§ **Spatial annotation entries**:
----------

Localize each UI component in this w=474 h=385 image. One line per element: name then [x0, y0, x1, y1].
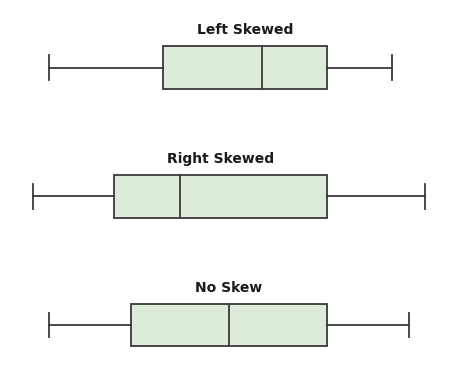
Text: Left Skewed: Left Skewed: [197, 23, 293, 37]
Bar: [164, 46, 327, 89]
Text: Right Skewed: Right Skewed: [167, 152, 274, 166]
Text: No Skew: No Skew: [195, 281, 263, 295]
Bar: [114, 175, 327, 218]
Bar: [131, 304, 327, 346]
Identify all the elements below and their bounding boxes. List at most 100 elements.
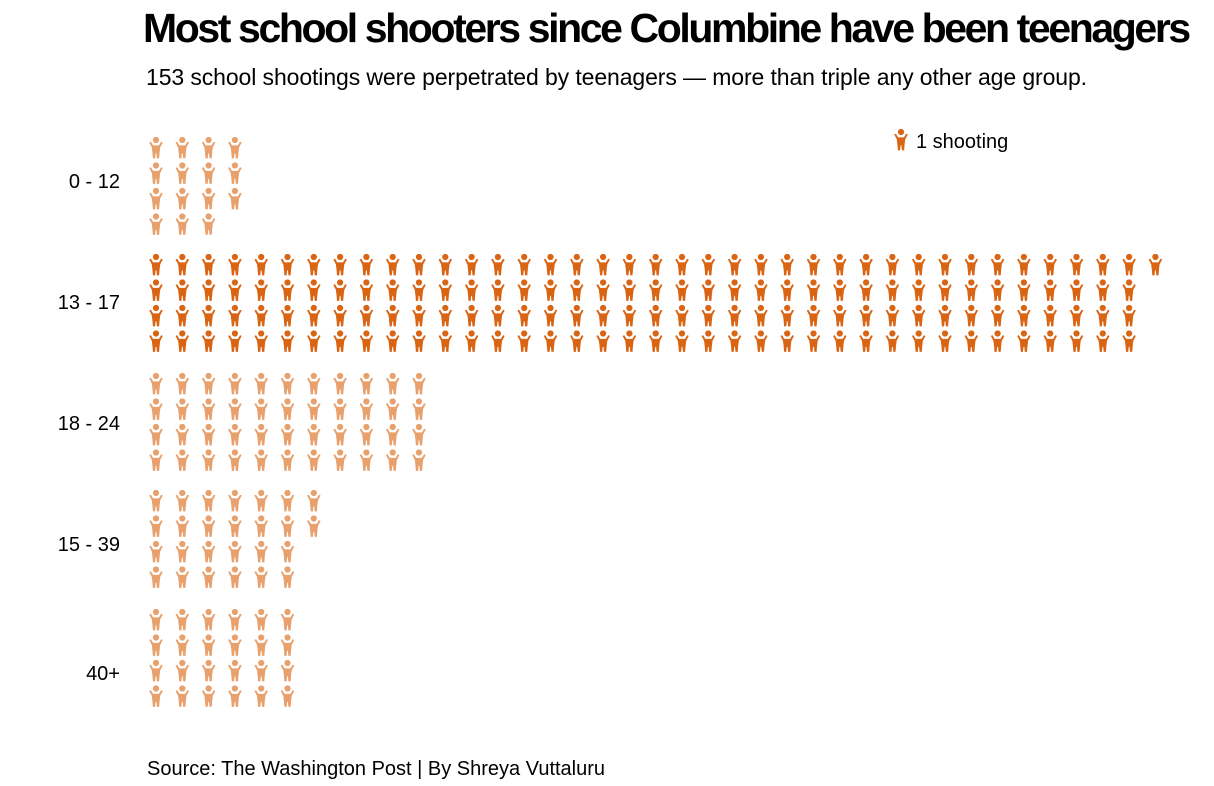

----------

§ **EXERCISE TASK**: Please copy every line of the material above word for word, leaving out the pictures.

§ **WRITTEN ANSWER**:
Localize each UI component in this w=474 h=385 image. One line per element: name then [x0, y0, x1, y1].
Text: Left Skewed: Left Skewed: [197, 23, 293, 37]
Bar: [164, 46, 327, 89]
Text: Right Skewed: Right Skewed: [167, 152, 274, 166]
Text: No Skew: No Skew: [195, 281, 263, 295]
Bar: [114, 175, 327, 218]
Bar: [131, 304, 327, 346]
Identify all the elements below and their bounding boxes. List at most 100 elements.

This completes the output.